(Dataset rows)
>>

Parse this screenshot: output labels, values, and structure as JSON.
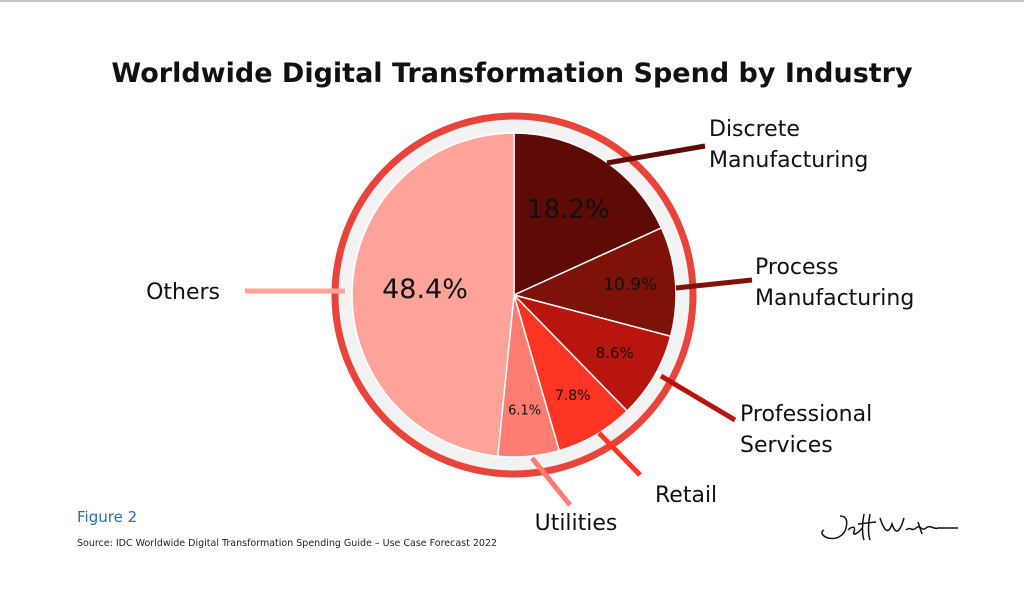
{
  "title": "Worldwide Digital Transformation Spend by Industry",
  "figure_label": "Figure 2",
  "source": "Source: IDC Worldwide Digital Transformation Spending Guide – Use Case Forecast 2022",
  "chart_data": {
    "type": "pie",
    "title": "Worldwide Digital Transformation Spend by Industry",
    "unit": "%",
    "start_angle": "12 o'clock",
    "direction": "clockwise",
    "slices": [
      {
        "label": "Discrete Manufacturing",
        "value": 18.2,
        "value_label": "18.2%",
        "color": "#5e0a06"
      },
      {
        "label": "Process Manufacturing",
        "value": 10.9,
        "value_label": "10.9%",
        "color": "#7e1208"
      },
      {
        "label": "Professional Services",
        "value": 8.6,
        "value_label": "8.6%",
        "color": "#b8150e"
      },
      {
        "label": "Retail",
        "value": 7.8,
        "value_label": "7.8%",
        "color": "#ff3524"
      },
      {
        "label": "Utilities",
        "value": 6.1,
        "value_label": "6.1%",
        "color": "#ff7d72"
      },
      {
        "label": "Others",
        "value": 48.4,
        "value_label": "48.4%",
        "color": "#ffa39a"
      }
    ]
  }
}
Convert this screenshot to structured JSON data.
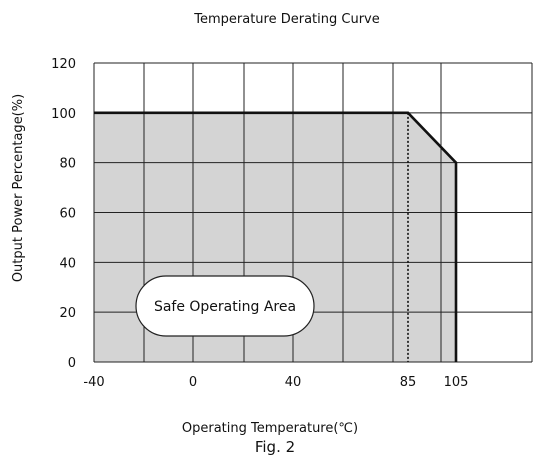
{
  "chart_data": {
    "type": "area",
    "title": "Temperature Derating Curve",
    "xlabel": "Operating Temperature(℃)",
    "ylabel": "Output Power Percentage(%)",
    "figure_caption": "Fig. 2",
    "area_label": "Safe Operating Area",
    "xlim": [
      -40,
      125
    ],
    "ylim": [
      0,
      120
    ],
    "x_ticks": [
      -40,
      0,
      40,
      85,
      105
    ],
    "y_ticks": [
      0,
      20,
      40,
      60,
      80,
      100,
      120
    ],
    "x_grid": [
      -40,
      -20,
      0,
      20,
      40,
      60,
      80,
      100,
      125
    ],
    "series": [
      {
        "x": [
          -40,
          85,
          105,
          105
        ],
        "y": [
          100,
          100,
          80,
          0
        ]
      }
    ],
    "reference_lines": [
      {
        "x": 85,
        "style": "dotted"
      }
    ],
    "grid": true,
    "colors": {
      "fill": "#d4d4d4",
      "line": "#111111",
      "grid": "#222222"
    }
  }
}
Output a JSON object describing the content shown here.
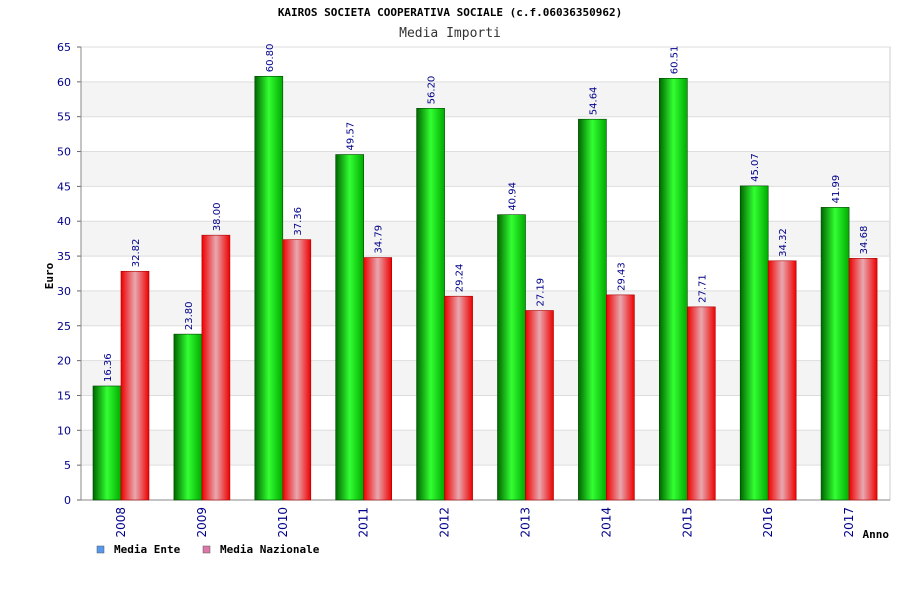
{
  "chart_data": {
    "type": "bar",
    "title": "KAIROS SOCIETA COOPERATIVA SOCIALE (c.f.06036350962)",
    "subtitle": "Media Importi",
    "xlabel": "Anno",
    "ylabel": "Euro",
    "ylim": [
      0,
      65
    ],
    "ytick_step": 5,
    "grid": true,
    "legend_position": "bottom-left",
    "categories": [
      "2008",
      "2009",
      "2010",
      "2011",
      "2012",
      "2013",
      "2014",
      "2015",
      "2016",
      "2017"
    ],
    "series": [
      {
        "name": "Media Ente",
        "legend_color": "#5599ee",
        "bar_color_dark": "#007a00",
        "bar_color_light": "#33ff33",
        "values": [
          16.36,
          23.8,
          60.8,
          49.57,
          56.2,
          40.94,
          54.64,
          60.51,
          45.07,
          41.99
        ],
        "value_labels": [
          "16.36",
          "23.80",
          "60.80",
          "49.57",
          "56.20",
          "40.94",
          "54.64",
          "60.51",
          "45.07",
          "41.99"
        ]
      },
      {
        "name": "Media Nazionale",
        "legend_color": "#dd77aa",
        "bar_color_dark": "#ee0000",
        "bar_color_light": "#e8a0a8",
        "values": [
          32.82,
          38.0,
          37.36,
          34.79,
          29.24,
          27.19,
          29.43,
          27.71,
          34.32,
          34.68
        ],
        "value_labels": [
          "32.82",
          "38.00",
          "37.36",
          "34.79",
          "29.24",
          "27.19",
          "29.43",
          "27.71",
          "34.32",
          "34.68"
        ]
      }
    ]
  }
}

<<

What the task asks.
Return the listing above word for word, with the pictures removed.

Result.
Parse this screenshot: output labels, values, and structure as JSON.
{
  "title": "Worldwide Digital Transformation Spend by Industry",
  "figure_label": "Figure 2",
  "source": "Source: IDC Worldwide Digital Transformation Spending Guide – Use Case Forecast 2022",
  "chart_data": {
    "type": "pie",
    "title": "Worldwide Digital Transformation Spend by Industry",
    "unit": "%",
    "start_angle": "12 o'clock",
    "direction": "clockwise",
    "slices": [
      {
        "label": "Discrete Manufacturing",
        "value": 18.2,
        "value_label": "18.2%",
        "color": "#5e0a06"
      },
      {
        "label": "Process Manufacturing",
        "value": 10.9,
        "value_label": "10.9%",
        "color": "#7e1208"
      },
      {
        "label": "Professional Services",
        "value": 8.6,
        "value_label": "8.6%",
        "color": "#b8150e"
      },
      {
        "label": "Retail",
        "value": 7.8,
        "value_label": "7.8%",
        "color": "#ff3524"
      },
      {
        "label": "Utilities",
        "value": 6.1,
        "value_label": "6.1%",
        "color": "#ff7d72"
      },
      {
        "label": "Others",
        "value": 48.4,
        "value_label": "48.4%",
        "color": "#ffa39a"
      }
    ]
  }
}
Convert this screenshot to structured JSON data.
{
  "chart_data": {
    "type": "area",
    "title": "Temperature Derating Curve",
    "xlabel": "Operating Temperature(℃)",
    "ylabel": "Output Power Percentage(%)",
    "figure_caption": "Fig. 2",
    "area_label": "Safe Operating Area",
    "xlim": [
      -40,
      125
    ],
    "ylim": [
      0,
      120
    ],
    "x_ticks": [
      -40,
      0,
      40,
      85,
      105
    ],
    "y_ticks": [
      0,
      20,
      40,
      60,
      80,
      100,
      120
    ],
    "x_grid": [
      -40,
      -20,
      0,
      20,
      40,
      60,
      80,
      100,
      125
    ],
    "series": [
      {
        "x": [
          -40,
          85,
          105,
          105
        ],
        "y": [
          100,
          100,
          80,
          0
        ]
      }
    ],
    "reference_lines": [
      {
        "x": 85,
        "style": "dotted"
      }
    ],
    "grid": true,
    "colors": {
      "fill": "#d4d4d4",
      "line": "#111111",
      "grid": "#222222"
    }
  }
}
Output a JSON object describing the content shown here.
{
  "chart_data": {
    "type": "bar",
    "title": "KAIROS SOCIETA COOPERATIVA SOCIALE (c.f.06036350962)",
    "subtitle": "Media Importi",
    "xlabel": "Anno",
    "ylabel": "Euro",
    "ylim": [
      0,
      65
    ],
    "ytick_step": 5,
    "grid": true,
    "legend_position": "bottom-left",
    "categories": [
      "2008",
      "2009",
      "2010",
      "2011",
      "2012",
      "2013",
      "2014",
      "2015",
      "2016",
      "2017"
    ],
    "series": [
      {
        "name": "Media Ente",
        "legend_color": "#5599ee",
        "bar_color_dark": "#007a00",
        "bar_color_light": "#33ff33",
        "values": [
          16.36,
          23.8,
          60.8,
          49.57,
          56.2,
          40.94,
          54.64,
          60.51,
          45.07,
          41.99
        ],
        "value_labels": [
          "16.36",
          "23.80",
          "60.80",
          "49.57",
          "56.20",
          "40.94",
          "54.64",
          "60.51",
          "45.07",
          "41.99"
        ]
      },
      {
        "name": "Media Nazionale",
        "legend_color": "#dd77aa",
        "bar_color_dark": "#ee0000",
        "bar_color_light": "#e8a0a8",
        "values": [
          32.82,
          38.0,
          37.36,
          34.79,
          29.24,
          27.19,
          29.43,
          27.71,
          34.32,
          34.68
        ],
        "value_labels": [
          "32.82",
          "38.00",
          "37.36",
          "34.79",
          "29.24",
          "27.19",
          "29.43",
          "27.71",
          "34.32",
          "34.68"
        ]
      }
    ]
  }
}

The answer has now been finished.